■ **Data entries**
════

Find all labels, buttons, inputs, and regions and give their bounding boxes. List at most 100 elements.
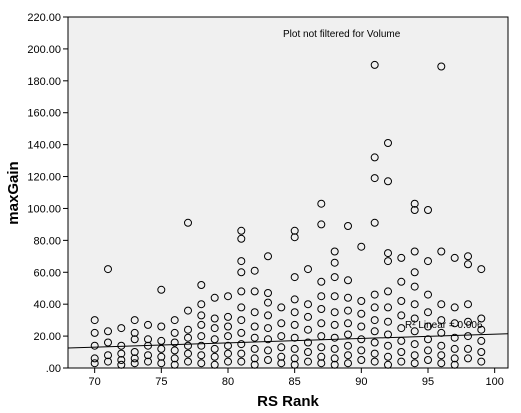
scatter-point	[224, 322, 232, 331]
scatter-point	[317, 343, 326, 352]
scatter-point	[90, 359, 99, 368]
scatter-point	[237, 268, 246, 277]
y-axis: .00 20.00 40.00 60.00 80.00 100.00 120.00 140.0…	[27, 12, 68, 375]
scatter-point	[210, 293, 219, 302]
scatter-point	[304, 338, 312, 347]
scatter-point	[464, 300, 472, 309]
scatter-point	[330, 247, 339, 256]
scatter-point	[170, 328, 179, 337]
scatter-point	[170, 338, 179, 347]
scatter-point	[317, 220, 326, 229]
scatter-point	[157, 352, 166, 361]
scatter-point	[170, 360, 179, 369]
x-tick-label: 90	[355, 376, 367, 388]
scatter-point	[464, 332, 472, 341]
scatter-point	[370, 218, 379, 227]
scatter-point	[104, 357, 112, 366]
scatter-point	[437, 300, 446, 309]
scatter-point	[344, 341, 352, 350]
scatter-point	[397, 253, 406, 262]
scatter-point	[237, 340, 246, 349]
scatter-point	[330, 292, 339, 301]
scatter-point	[290, 273, 299, 282]
scatter-point	[317, 352, 326, 361]
scatter-point	[410, 199, 419, 208]
scatter-point	[237, 328, 246, 337]
scatter-point	[184, 341, 192, 350]
scatter-point	[370, 327, 379, 336]
scatter-point	[437, 247, 446, 256]
scatter-point	[410, 300, 419, 309]
scatter-point	[224, 312, 232, 321]
y-tick-label: 200.00	[27, 44, 61, 56]
scatter-point	[170, 354, 179, 363]
scatter-point	[344, 222, 352, 230]
scatter-point	[104, 351, 112, 360]
scatter-point	[197, 351, 206, 360]
scatter-point	[90, 354, 99, 363]
scatter-point	[117, 324, 126, 333]
scatter-point	[290, 333, 299, 342]
scatter-point	[184, 218, 192, 227]
scatter-point	[330, 273, 339, 282]
scatter-point	[330, 258, 339, 267]
plot-area	[67, 16, 509, 369]
y-tick-label: 120.00	[27, 172, 61, 184]
scatter-point	[304, 348, 312, 356]
scatter-points	[90, 60, 486, 369]
y-tick-label: 160.00	[27, 108, 61, 120]
scatter-point	[317, 199, 326, 208]
scatter-point	[117, 349, 126, 358]
scatter-point	[184, 349, 192, 358]
scatter-point	[290, 320, 299, 329]
scatter-point	[477, 314, 486, 323]
scatter-point	[437, 316, 446, 325]
scatter-point	[264, 298, 272, 307]
scatter-point	[450, 344, 459, 353]
scatter-point	[130, 348, 139, 356]
scatter-point	[264, 346, 272, 355]
scatter-point	[357, 335, 366, 344]
scatter-point	[264, 324, 272, 333]
scatter-point	[357, 322, 366, 331]
scatter-point	[410, 340, 419, 349]
scatter-point	[384, 360, 392, 369]
scatter-point	[104, 338, 112, 347]
x-tick-label: 85	[289, 376, 301, 388]
scatter-point	[450, 303, 459, 312]
scatter-point	[317, 277, 326, 286]
scatter-point	[210, 314, 219, 323]
plot-annotation: Plot not filtered for Volume	[283, 29, 401, 40]
scatter-point	[344, 293, 352, 302]
scatter-point	[437, 351, 446, 360]
scatter-point	[397, 277, 406, 286]
scatter-point	[370, 303, 379, 312]
scatter-point	[477, 348, 486, 356]
scatter-point	[330, 320, 339, 329]
scatter-point	[264, 311, 272, 320]
scatter-point	[370, 290, 379, 299]
scatter-point	[410, 351, 419, 360]
scatter-point	[170, 346, 179, 355]
y-tick-label: 40.00	[33, 299, 61, 311]
scatter-point	[210, 324, 219, 333]
scatter-point	[424, 308, 432, 317]
scatter-point	[330, 354, 339, 363]
scatter-point	[197, 311, 206, 320]
scatter-point	[277, 352, 286, 361]
scatter-point	[450, 360, 459, 369]
scatter-point	[130, 359, 139, 368]
scatter-point	[130, 316, 139, 325]
x-tick-label: 80	[222, 376, 234, 388]
scatter-point	[224, 349, 232, 358]
x-axis: 70 75 80 85 90 95 100	[89, 368, 504, 388]
scatter-point	[410, 268, 419, 277]
scatter-point	[384, 257, 392, 266]
scatter-point	[464, 354, 472, 363]
scatter-point	[304, 325, 312, 334]
scatter-point	[424, 290, 432, 299]
scatter-point	[304, 312, 312, 321]
scatter-point	[477, 265, 486, 274]
scatter-point	[237, 287, 246, 296]
scatter-point	[90, 341, 99, 350]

════

■ **Your goal**
Can you reproduce all of the entries above with every "x-tick-label" replaced by "x-axis-tick", nothing else changed, and the pictures left out?

■ **Exercise answer**
Find all labels, buttons, inputs, and regions and give their bounding boxes. List at most 100 elements.
scatter-point	[224, 322, 232, 331]
scatter-point	[317, 343, 326, 352]
scatter-point	[90, 359, 99, 368]
scatter-point	[237, 268, 246, 277]
y-axis: .00 20.00 40.00 60.00 80.00 100.00 120.00 140.0…	[27, 12, 68, 375]
scatter-point	[210, 293, 219, 302]
scatter-point	[304, 338, 312, 347]
scatter-point	[464, 300, 472, 309]
scatter-point	[330, 247, 339, 256]
scatter-point	[170, 328, 179, 337]
scatter-point	[170, 338, 179, 347]
scatter-point	[317, 220, 326, 229]
scatter-point	[157, 352, 166, 361]
scatter-point	[170, 360, 179, 369]
x-axis-tick: 90	[355, 376, 367, 388]
scatter-point	[464, 332, 472, 341]
scatter-point	[370, 218, 379, 227]
scatter-point	[104, 357, 112, 366]
scatter-point	[437, 300, 446, 309]
scatter-point	[344, 341, 352, 350]
scatter-point	[397, 253, 406, 262]
scatter-point	[237, 340, 246, 349]
scatter-point	[330, 292, 339, 301]
scatter-point	[290, 273, 299, 282]
scatter-point	[317, 352, 326, 361]
scatter-point	[410, 199, 419, 208]
scatter-point	[237, 328, 246, 337]
scatter-point	[184, 341, 192, 350]
scatter-point	[370, 327, 379, 336]
scatter-point	[437, 247, 446, 256]
scatter-point	[410, 300, 419, 309]
scatter-point	[224, 312, 232, 321]
y-tick-label: 200.00	[27, 44, 61, 56]
scatter-point	[170, 354, 179, 363]
scatter-point	[344, 222, 352, 230]
scatter-point	[104, 351, 112, 360]
scatter-point	[197, 351, 206, 360]
scatter-point	[90, 354, 99, 363]
scatter-point	[117, 324, 126, 333]
scatter-point	[290, 333, 299, 342]
scatter-point	[184, 218, 192, 227]
scatter-point	[330, 273, 339, 282]
scatter-point	[330, 258, 339, 267]
plot-area	[67, 16, 509, 369]
y-tick-label: 120.00	[27, 172, 61, 184]
scatter-point	[304, 348, 312, 356]
scatter-points	[90, 60, 486, 369]
y-tick-label: 160.00	[27, 108, 61, 120]
scatter-point	[317, 199, 326, 208]
scatter-point	[117, 349, 126, 358]
scatter-point	[184, 349, 192, 358]
scatter-point	[290, 320, 299, 329]
scatter-point	[477, 314, 486, 323]
scatter-point	[437, 316, 446, 325]
scatter-point	[264, 298, 272, 307]
scatter-point	[450, 344, 459, 353]
scatter-point	[130, 348, 139, 356]
scatter-point	[264, 346, 272, 355]
scatter-point	[357, 335, 366, 344]
scatter-point	[264, 324, 272, 333]
scatter-point	[357, 322, 366, 331]
scatter-point	[410, 340, 419, 349]
scatter-point	[384, 360, 392, 369]
scatter-point	[104, 338, 112, 347]
x-axis-tick: 85	[289, 376, 301, 388]
scatter-point	[450, 303, 459, 312]
scatter-point	[317, 277, 326, 286]
scatter-point	[210, 314, 219, 323]
plot-annotation: Plot not filtered for Volume	[283, 29, 401, 40]
scatter-point	[344, 293, 352, 302]
scatter-point	[437, 351, 446, 360]
scatter-point	[397, 277, 406, 286]
scatter-point	[370, 303, 379, 312]
scatter-point	[477, 348, 486, 356]
scatter-point	[330, 320, 339, 329]
scatter-point	[264, 311, 272, 320]
scatter-point	[370, 290, 379, 299]
scatter-point	[410, 351, 419, 360]
scatter-point	[170, 346, 179, 355]
y-tick-label: 40.00	[33, 299, 61, 311]
scatter-point	[210, 324, 219, 333]
scatter-point	[424, 308, 432, 317]
scatter-point	[330, 354, 339, 363]
scatter-point	[197, 311, 206, 320]
scatter-point	[277, 352, 286, 361]
scatter-point	[450, 360, 459, 369]
scatter-point	[130, 359, 139, 368]
scatter-point	[130, 316, 139, 325]
x-axis-tick: 80	[222, 376, 234, 388]
scatter-point	[224, 349, 232, 358]
x-axis: 70 75 80 85 90 95 100	[89, 368, 504, 388]
scatter-point	[410, 268, 419, 277]
scatter-point	[384, 257, 392, 266]
scatter-point	[464, 354, 472, 363]
scatter-point	[304, 325, 312, 334]
scatter-point	[424, 290, 432, 299]
scatter-point	[304, 312, 312, 321]
scatter-point	[477, 265, 486, 274]
scatter-point	[237, 287, 246, 296]
scatter-point	[90, 341, 99, 350]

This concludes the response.